** START Supplied information **

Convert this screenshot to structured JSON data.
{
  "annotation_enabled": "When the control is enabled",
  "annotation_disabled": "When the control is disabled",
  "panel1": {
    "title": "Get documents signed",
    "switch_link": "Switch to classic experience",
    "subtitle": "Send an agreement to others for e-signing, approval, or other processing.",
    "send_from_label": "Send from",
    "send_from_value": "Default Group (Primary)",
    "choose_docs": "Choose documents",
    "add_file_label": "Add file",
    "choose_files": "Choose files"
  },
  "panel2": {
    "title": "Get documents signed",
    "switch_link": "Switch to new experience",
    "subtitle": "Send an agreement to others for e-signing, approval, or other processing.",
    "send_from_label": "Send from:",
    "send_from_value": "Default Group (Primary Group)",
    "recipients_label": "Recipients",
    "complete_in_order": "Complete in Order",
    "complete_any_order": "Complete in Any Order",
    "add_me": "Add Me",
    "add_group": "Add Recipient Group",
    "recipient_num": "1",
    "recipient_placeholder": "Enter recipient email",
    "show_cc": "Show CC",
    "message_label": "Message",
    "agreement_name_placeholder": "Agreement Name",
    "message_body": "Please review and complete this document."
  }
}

** END Supplied information **

-- Given instruction --
Find every line above that contains the word "Order", and return each one.

-- Task result --
    "complete_in_order": "Complete in Order",
    "complete_any_order": "Complete in Any Order",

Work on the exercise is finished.